• _DIRECTIVE_: Quote all entries in full, exactly.

(Stored items)
□ □ □ □

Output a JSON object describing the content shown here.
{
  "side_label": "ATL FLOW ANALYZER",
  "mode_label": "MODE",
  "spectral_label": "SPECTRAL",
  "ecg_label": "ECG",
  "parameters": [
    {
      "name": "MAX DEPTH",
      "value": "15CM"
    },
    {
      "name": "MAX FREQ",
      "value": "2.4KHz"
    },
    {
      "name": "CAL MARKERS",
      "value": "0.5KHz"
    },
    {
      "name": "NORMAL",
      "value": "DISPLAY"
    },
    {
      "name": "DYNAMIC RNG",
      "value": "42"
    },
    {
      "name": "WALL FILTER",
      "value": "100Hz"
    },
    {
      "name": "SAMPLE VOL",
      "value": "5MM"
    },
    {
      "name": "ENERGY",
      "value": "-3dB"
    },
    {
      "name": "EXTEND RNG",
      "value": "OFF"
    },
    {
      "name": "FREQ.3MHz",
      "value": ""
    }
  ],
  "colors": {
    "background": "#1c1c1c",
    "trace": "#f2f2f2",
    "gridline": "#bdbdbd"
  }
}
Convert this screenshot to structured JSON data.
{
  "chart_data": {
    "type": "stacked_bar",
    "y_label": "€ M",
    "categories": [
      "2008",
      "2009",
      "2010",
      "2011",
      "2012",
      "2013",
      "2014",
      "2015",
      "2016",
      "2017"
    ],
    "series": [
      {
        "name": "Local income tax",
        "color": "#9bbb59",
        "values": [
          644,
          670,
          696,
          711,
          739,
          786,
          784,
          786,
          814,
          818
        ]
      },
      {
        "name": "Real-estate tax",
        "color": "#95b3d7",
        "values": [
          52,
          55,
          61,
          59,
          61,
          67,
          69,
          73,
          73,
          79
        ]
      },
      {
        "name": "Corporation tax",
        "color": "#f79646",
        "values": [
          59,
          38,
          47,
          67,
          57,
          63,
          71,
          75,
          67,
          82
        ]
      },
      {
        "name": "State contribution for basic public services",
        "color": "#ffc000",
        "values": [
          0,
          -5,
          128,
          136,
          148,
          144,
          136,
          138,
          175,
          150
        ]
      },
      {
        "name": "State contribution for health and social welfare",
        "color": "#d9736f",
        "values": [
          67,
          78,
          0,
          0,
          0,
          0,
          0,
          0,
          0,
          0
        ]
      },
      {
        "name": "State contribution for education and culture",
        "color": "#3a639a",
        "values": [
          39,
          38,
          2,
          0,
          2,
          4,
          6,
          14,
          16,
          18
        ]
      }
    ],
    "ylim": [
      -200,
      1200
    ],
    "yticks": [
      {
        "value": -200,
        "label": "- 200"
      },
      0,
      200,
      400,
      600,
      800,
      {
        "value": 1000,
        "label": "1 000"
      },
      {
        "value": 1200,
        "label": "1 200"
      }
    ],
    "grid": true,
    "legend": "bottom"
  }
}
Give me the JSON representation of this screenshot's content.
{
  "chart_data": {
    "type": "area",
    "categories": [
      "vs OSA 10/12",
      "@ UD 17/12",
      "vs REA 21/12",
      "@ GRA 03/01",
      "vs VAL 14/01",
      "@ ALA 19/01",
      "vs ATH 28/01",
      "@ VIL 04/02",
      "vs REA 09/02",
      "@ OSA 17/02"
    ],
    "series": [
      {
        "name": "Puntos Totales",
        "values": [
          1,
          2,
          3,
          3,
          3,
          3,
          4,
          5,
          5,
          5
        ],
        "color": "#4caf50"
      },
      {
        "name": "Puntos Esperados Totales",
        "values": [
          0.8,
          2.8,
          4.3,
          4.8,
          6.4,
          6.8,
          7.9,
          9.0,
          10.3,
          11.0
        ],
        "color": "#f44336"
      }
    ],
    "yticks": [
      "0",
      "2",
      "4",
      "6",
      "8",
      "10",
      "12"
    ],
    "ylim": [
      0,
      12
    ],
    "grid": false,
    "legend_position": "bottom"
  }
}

□ □ □ □

• _WRITTEN REPLY_:
Output a JSON object describing the content shown here.
{
  "side_label": "ATL FLOW ANALYZER",
  "mode_label": "MODE",
  "spectral_label": "SPECTRAL",
  "ecg_label": "ECG",
  "parameters": [
    {
      "name": "MAX DEPTH",
      "value": "15CM"
    },
    {
      "name": "MAX FREQ",
      "value": "2.4KHz"
    },
    {
      "name": "CAL MARKERS",
      "value": "0.5KHz"
    },
    {
      "name": "NORMAL",
      "value": "DISPLAY"
    },
    {
      "name": "DYNAMIC RNG",
      "value": "42"
    },
    {
      "name": "WALL FILTER",
      "value": "100Hz"
    },
    {
      "name": "SAMPLE VOL",
      "value": "5MM"
    },
    {
      "name": "ENERGY",
      "value": "-3dB"
    },
    {
      "name": "EXTEND RNG",
      "value": "OFF"
    },
    {
      "name": "FREQ.3MHz",
      "value": ""
    }
  ],
  "colors": {
    "background": "#1c1c1c",
    "trace": "#f2f2f2",
    "gridline": "#bdbdbd"
  }
}
Convert this screenshot to structured JSON data.
{
  "chart_data": {
    "type": "stacked_bar",
    "y_label": "€ M",
    "categories": [
      "2008",
      "2009",
      "2010",
      "2011",
      "2012",
      "2013",
      "2014",
      "2015",
      "2016",
      "2017"
    ],
    "series": [
      {
        "name": "Local income tax",
        "color": "#9bbb59",
        "values": [
          644,
          670,
          696,
          711,
          739,
          786,
          784,
          786,
          814,
          818
        ]
      },
      {
        "name": "Real-estate tax",
        "color": "#95b3d7",
        "values": [
          52,
          55,
          61,
          59,
          61,
          67,
          69,
          73,
          73,
          79
        ]
      },
      {
        "name": "Corporation tax",
        "color": "#f79646",
        "values": [
          59,
          38,
          47,
          67,
          57,
          63,
          71,
          75,
          67,
          82
        ]
      },
      {
        "name": "State contribution for basic public services",
        "color": "#ffc000",
        "values": [
          0,
          -5,
          128,
          136,
          148,
          144,
          136,
          138,
          175,
          150
        ]
      },
      {
        "name": "State contribution for health and social welfare",
        "color": "#d9736f",
        "values": [
          67,
          78,
          0,
          0,
          0,
          0,
          0,
          0,
          0,
          0
        ]
      },
      {
        "name": "State contribution for education and culture",
        "color": "#3a639a",
        "values": [
          39,
          38,
          2,
          0,
          2,
          4,
          6,
          14,
          16,
          18
        ]
      }
    ],
    "ylim": [
      -200,
      1200
    ],
    "yticks": [
      {
        "value": -200,
        "label": "- 200"
      },
      0,
      200,
      400,
      600,
      800,
      {
        "value": 1000,
        "label": "1 000"
      },
      {
        "value": 1200,
        "label": "1 200"
      }
    ],
    "grid": true,
    "legend": "bottom"
  }
}
Give me the JSON representation of this screenshot's content.
{
  "chart_data": {
    "type": "area",
    "categories": [
      "vs OSA 10/12",
      "@ UD 17/12",
      "vs REA 21/12",
      "@ GRA 03/01",
      "vs VAL 14/01",
      "@ ALA 19/01",
      "vs ATH 28/01",
      "@ VIL 04/02",
      "vs REA 09/02",
      "@ OSA 17/02"
    ],
    "series": [
      {
        "name": "Puntos Totales",
        "values": [
          1,
          2,
          3,
          3,
          3,
          3,
          4,
          5,
          5,
          5
        ],
        "color": "#4caf50"
      },
      {
        "name": "Puntos Esperados Totales",
        "values": [
          0.8,
          2.8,
          4.3,
          4.8,
          6.4,
          6.8,
          7.9,
          9.0,
          10.3,
          11.0
        ],
        "color": "#f44336"
      }
    ],
    "yticks": [
      "0",
      "2",
      "4",
      "6",
      "8",
      "10",
      "12"
    ],
    "ylim": [
      0,
      12
    ],
    "grid": false,
    "legend_position": "bottom"
  }
}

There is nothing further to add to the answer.